Problem A
Reproduce everything in the Jay Peak article from "Gov. Shumlin declined" down to "and half later.", swapping "forest of evidence" for "mountain of evidence".
Problem B
Decide whether each statement agrees with the Jay Peak article, answering yes or no and quoting the deciding words: (i) Sutton's letter to Raymond James Financial was sent on Nov. 13, 2014. (ii) Pieciak first saw the financial statement excerpts in February 2015. (iii) Gov. Shumlin gave an interview for the story.
Problem C
Go on with the Jay Peak article, starting after its final sentence.

In fact, on Nov. 14, 2014, Sutton emailed the state's EB-5 Regional Center a substantial letter expressing frustration with the state's limited response to his and other investors' long-running concerns. Attached to the email were excerpts from financial statements and a letter Sutton had sent to Raymond James Financial the day before, on Nov. 13, 2014.
The letter to Raymond James, which the investor says also was sent to the Regional Center, details numerous concerns regarding possible familial relationships between the account supervisor and Ariel Quiros; accounts controlled by an entity other than the limited partnership in which the investors had purchased an interest; references to margin loan accounts unknown to the investors and not authorized by their securities agreement; and allegedly unauthorized transactions dating back to 2008.
Concluding his list of concerns to Raymond James, Sutton wrote, "Eventually a hotel in Jay, Vermont was constructed – the question is whose funds were used to pay for that hotel, and what our investment was ultimately used for."
Gov. Shumlin declined multiple requests for interviews for this story. In an email following publication, his spokesman Scott Coriell described the leak as "an incomplete selection of four pages from 2008 and 2009 that on their face did not show any nefarious activity or co-mingling of accounts."
Coriell continued: "To make an assumption of wrongdoing from those documents, at the time, would have been impossible and irresponsible. The document in question is at best a leaf on a tree in a forest of evidence."
Financial Regulation Commissioner Mike Pieciak, formerly lead investigator on the Jay Peak case, says the records did indicate possibly unauthorized margin loan accounts involving EB-5 funds — an allegation at the heart of the charges that would follow a year and half later.
Pieciak says he first saw the financial statement excerpts in January 2015. He says they prompted the Department of Financial Regulation to look deeper into Quiros' financial activity, which led to a full-fledged investigation in February 2015.
Commerce Secretary Pat Moulton says, “That was important evidence, but it had to be coupled with other investigations and other review."
Even before the leaked evidence came in, the office she oversees had concerns about possible misrepresentations Jay Peak was making to investors regarding a hotel at Burke Mountain and AnC Bio, the bio-tech campus planned in Newport.
Moulton says throughout much of 2014, her staff had demanded answers to longstanding questions of Quiros and Stenger, mainly about AnC Bio. The state wanted to know about certain financial projections, the status of necessary FDA approvals and the relationship between project principals and a nest of corporate entities.

Saved data entries
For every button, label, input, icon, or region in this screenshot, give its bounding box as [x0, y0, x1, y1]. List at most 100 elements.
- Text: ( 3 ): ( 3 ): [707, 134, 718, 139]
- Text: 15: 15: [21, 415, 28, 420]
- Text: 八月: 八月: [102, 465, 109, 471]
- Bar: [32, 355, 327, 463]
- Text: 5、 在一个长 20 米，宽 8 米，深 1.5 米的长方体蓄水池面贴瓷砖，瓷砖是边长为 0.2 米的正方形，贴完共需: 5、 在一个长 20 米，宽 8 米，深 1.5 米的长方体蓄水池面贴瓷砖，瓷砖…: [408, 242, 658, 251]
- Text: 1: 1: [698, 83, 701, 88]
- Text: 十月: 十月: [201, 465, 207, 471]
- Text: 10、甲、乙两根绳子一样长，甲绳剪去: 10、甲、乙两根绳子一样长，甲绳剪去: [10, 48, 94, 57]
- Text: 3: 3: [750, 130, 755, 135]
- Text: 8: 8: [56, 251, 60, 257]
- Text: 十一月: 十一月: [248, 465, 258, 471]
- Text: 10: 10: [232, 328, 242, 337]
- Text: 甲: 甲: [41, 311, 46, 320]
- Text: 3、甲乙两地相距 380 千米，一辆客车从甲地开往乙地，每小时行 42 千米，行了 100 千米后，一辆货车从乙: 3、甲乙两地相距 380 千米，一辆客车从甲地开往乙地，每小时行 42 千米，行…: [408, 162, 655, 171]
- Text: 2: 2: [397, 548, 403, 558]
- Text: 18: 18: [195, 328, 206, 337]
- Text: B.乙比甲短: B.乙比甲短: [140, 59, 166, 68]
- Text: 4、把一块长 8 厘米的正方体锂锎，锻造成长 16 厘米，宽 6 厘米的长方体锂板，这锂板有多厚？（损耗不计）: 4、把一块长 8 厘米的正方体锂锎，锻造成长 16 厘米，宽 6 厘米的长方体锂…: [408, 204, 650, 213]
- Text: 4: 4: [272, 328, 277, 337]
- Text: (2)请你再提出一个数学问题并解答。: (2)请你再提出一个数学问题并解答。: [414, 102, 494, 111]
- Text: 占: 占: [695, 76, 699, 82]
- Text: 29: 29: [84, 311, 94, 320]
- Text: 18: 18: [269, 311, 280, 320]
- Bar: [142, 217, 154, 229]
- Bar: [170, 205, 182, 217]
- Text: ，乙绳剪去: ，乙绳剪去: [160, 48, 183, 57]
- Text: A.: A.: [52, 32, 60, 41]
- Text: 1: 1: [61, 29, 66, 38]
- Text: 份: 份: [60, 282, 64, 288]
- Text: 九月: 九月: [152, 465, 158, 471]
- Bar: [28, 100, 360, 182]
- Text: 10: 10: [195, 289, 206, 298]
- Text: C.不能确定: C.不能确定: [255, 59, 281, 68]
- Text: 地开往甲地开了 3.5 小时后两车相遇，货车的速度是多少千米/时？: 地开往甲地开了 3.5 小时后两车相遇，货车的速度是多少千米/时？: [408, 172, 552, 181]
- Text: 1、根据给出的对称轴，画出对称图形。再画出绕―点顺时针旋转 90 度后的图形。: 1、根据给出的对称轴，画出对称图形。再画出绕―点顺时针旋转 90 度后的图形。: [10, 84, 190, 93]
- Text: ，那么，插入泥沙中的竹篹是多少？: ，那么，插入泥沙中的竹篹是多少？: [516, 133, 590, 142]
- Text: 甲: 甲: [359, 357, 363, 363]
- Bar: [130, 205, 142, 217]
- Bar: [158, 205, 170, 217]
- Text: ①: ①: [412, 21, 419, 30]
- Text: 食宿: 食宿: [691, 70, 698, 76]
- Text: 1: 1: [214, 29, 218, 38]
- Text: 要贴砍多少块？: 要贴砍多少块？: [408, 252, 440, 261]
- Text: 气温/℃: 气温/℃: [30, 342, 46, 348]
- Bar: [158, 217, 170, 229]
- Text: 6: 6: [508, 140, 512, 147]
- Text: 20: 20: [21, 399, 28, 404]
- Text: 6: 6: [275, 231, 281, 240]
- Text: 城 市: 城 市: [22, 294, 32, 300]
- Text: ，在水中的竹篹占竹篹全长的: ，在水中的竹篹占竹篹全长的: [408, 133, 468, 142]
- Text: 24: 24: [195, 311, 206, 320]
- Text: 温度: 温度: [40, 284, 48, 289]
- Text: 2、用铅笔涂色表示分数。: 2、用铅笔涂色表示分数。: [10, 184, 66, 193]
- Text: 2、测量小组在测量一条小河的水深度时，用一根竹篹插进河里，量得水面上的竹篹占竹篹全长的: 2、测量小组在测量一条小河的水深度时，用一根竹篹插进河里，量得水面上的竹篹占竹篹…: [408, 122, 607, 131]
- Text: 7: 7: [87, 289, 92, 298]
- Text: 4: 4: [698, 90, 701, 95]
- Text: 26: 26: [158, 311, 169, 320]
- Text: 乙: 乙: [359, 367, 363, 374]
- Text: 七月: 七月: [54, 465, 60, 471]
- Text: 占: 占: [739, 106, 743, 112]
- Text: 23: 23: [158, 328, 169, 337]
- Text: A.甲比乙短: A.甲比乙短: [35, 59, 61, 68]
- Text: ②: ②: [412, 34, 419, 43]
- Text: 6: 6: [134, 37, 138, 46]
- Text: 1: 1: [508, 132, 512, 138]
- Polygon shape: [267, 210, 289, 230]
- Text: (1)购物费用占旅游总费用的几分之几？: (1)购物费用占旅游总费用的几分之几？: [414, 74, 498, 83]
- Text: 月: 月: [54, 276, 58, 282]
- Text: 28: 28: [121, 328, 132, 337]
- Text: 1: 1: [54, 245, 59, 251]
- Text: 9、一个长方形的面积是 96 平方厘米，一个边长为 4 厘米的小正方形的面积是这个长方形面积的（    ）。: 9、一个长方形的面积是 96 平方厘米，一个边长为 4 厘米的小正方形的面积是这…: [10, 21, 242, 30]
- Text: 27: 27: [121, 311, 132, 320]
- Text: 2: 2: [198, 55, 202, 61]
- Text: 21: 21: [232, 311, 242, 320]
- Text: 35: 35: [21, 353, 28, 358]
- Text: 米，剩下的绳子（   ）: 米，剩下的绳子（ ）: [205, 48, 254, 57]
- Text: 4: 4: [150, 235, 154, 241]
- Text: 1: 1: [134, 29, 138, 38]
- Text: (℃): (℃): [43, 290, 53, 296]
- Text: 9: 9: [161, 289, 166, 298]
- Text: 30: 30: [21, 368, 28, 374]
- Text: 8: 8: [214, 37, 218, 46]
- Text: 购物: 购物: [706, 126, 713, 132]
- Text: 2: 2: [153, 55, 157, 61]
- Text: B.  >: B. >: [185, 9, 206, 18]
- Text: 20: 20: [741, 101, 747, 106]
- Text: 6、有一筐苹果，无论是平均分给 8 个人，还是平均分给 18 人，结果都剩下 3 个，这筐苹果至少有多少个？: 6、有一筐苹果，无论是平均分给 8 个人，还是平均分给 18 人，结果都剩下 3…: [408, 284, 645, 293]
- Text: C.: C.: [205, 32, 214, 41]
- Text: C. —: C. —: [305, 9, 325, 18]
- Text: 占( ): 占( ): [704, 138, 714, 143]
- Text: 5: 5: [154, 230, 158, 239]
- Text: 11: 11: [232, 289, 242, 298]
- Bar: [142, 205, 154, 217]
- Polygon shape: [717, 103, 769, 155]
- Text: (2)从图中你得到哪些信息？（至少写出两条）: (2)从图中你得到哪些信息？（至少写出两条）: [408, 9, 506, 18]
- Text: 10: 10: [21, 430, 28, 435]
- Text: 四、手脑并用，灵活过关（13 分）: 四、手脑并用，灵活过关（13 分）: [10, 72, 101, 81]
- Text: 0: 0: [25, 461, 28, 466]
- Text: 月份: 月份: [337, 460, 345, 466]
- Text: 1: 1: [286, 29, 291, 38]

Task response A
Gov. Shumlin declined multiple requests for interviews for this story. In an email following publication, his spokesman Scott Coriell described the leak as "an incomplete selection of four pages from 2008 and 2009 that on their face did not show any nefarious activity or co-mingling of accounts."
Coriell continued: "To make an assumption of wrongdoing from those documents, at the time, would have been impossible and irresponsible. The document in question is at best a leaf on a tree in a mountain of evidence."
Financial Regulation Commissioner Mike Pieciak, formerly lead investigator on the Jay Peak case, says the records did indicate possibly unauthorized margin loan accounts involving EB-5 funds — an allegation at the heart of the charges that would follow a year and half later.

Task response B
(i) Yes: "a letter Sutton had sent to Raymond James Financial the day before, on Nov. 13, 2014."
(ii) No: "Pieciak says he first saw the financial statement excerpts in January 2015."
(iii) No: "Gov. Shumlin declined multiple requests for interviews for this story."

Task response C
"Let’s say it’s 10 questions ... we’d get answers to five and not five others, and the answers we got prompted five new questions," she said.
Both developments were to be financed through a federal immigrant visa program called EB-5. For $500,000, EB-5 gives would-be immigrants a fast track to U.S. residency if their investments can be linked to American job creation.
It’s the same program that Jay Peak has used to fund its colossal buildouts since 2006. The resort’s developments, including those in Burke and Newport, are overseen by a state-run EB-5 Regional Center.
That office learned in the summer 2014 that the federal Securities and Exchange Commission was investigating Ariel Quiros. State authorities then demanded that Jay Peak disclose that information in updated investment offerings.
When that didn’t happen, the state in summer 2014 suspended Jay Peak’s permission to solicit investors for Q Burke and AnC Bio, its two active projects.
"So, everything was suspended ... the marketing and any new investor dollars," Moulton said.
Then, in November 2014, the leaked documents from an investor about possibly commingled funds. Correspondence obtained by a public records request show authorities immediately grilled Jay Peak representatives about the financial statement.
Yet still, for months, even as Jay Peak President Bill Stenger pleaded with the state to restore the resort’s permission to market projects to investors, the resort’s lawyers and accountants stalled on the state’s requests for financial disclosures.
Meanwhile, the state’s Department of Financial Regulation was getting involved. Michael Pieciak, who was recently appointed commissioner of that department, came to serve as lead investigator on the Jay Peak case. He said his first glimpse at a Raymond James statement led to scores more accounts at multiple banks — 20 or more at People’s United, and more at JP Morgan, HSBC — "And then from there we discovered Merrill Lynch accounts. And then from there we discovered Citibank accounts," Pieciak said.
This string of discoveries intensified as Pieciak’s investigation commenced in February 2015. Remember, this is four or five months after the leak occurred. And the leak came many more months after the state’s own concerns surfaced.
Then, in March 2015, Gov. Shumlin convened a meeting with Moulton, Financial Regulation Commissioner Susan Donegan and representatives from the resort.
In an interview in April 2016, Commerce Secretary Moulton recalled Shumlin’s approach to Jay Peak the year before. "He pulled us all in and said, ‘Hey gang, your failure to provide information makes us feel like there’s something you’re trying to hide.’"
Moulton said the developers assured they’d find a way to provide the necessary information. And Gov. Shumlin, she said, "instructed both Susan and I to try to work with the project to assure that we’d get the information."
Jay Peak ultimately did answer certain questions, and provide some disclosure to investors about the SEC probe.
But they still had to provide their financial statements.
"They never did," Pieciak said. "They never did."
Yet, within days or weeks of the March 2015 meeting, authorities released Quiros and Stenger back into the international market to bring in money for AnC Bio. In July, their permissions for Q Burke were restored.
Pieciak says it took until September of that year before state securities regulators amassed enough evidence to understand what they now believe was a massive fraud. It would take months more to compile the evidence in a strong lawsuit against Quiros and Stenger.
Moulton says sending them back to the market to solicit investors that spring, as the state and federal investigations played out, was a calculated risk.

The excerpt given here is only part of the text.